Document section -
(begin)

Lagayscienza wrote: ↑February 4th, 2024, 10:30 pm
LuckyR wrote: ↑February 4th, 2024, 2:40 pm
Lagayscienza wrote: ↑February 4th, 2024, 8:51 am
Homelessness is awful. It happens for all sorts of reasons but it's mainly about having a low, or no, income. Most folks won't sleep rough if they've got money for a room. It's sad to see anyone living on the street but, for some reason, I feel especially sad when I see aging women in my country sleeping rough. How can this happen in a wealthy country!? I think the rental crisis here is making it especially difficult. Even people in work are finding it hard to secure affordable accommodation. I have no idea how people on the dole manage. There has always been poverty but I guess that my post-WW2 generation had an easier time than previous generations and probably easier than later generations will have. In the 1950s and 60s there was full employment, low inflation, home ownership for ordinary people was the Australian dream and not an impossible dream and there was a minimal dole payment for those who fell through the cracks. Things are definitely changing for the worse economically and the working class is getting poorer. And our virtually cashless society has made it even harder for homeless people. I'd often drop a few bucks in a tin but I never have any to drop these days. As for our upside down pear-shaped population pyramid, we can, in part, address it by accepting young immigrants. But we need to be careful if we want to maintain our society as we know it - I don't agree with opening the borders to all. And that's got nothing to do with racism. It's about maintaining the culture and ethos of our country. That can happen no matter what race or color people are, but certain cultures/religions seem more problematic than others. (I'm sure I'll get accused of discrimination for saying that. Oh, well. It's what I think.) I'm an advocate for voluntary euthanasia. I don't want to hang around if I can't look after myself. But I hope our aging population won't mean we start thinking about selectively recommending euthanasia for those who can't afford care. Where would that end? Maybe we'll need to tax the big end of town a wee bit more to ensure it doesn't happen.
Sounds logical and that's what I used to assume. Yet poverty (or low income) is not associated with homelessness, high housing prices are. Look at Detroit, it has the highest poverty rate of any large city in the US, yet on any given night has only 1500 persons experiencing homelessness. Why? Because it has an abundance (some would say, overabundance) of housing, thus has very low housing costs.

(end)

Data listing -
(begin)

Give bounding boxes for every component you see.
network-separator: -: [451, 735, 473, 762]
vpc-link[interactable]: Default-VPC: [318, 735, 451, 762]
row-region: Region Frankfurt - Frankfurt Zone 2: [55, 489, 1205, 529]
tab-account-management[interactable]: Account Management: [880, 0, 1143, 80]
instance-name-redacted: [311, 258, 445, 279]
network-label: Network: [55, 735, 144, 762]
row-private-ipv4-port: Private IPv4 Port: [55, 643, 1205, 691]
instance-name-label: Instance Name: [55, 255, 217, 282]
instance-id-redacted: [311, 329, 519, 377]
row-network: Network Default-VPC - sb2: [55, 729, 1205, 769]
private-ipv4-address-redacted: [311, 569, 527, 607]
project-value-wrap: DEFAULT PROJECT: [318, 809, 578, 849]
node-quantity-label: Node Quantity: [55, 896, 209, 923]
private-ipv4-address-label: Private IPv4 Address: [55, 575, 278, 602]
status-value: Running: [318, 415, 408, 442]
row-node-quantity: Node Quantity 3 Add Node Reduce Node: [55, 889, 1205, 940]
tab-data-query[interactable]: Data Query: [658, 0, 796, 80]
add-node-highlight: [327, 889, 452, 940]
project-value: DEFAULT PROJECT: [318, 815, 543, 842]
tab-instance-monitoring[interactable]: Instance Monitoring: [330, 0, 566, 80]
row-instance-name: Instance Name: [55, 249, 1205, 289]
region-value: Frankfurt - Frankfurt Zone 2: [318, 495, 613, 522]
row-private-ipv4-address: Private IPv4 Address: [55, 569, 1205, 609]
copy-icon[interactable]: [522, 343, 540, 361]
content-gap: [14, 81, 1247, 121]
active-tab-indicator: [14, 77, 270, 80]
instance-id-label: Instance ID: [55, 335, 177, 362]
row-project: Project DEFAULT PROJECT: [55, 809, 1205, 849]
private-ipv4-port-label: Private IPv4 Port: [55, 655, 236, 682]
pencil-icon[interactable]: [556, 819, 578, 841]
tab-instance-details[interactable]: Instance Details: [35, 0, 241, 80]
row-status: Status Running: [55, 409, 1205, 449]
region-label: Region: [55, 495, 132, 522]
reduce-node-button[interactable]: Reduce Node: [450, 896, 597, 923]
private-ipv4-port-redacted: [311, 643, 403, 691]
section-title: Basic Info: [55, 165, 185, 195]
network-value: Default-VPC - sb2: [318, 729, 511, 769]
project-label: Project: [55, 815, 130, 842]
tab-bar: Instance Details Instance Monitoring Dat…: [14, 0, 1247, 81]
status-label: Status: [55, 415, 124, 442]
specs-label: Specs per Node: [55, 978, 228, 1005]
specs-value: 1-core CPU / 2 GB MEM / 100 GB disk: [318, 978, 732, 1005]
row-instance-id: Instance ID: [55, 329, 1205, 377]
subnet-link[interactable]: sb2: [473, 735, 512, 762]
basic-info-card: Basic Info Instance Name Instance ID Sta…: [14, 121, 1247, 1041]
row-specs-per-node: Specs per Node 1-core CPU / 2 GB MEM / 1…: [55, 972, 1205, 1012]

(end)

In the forum thread on homelessness, what reason is given for Detroit having only about 1500 people experiencing homelessness on any given night?

Detroit has an abundance of housing, so its housing costs are very low.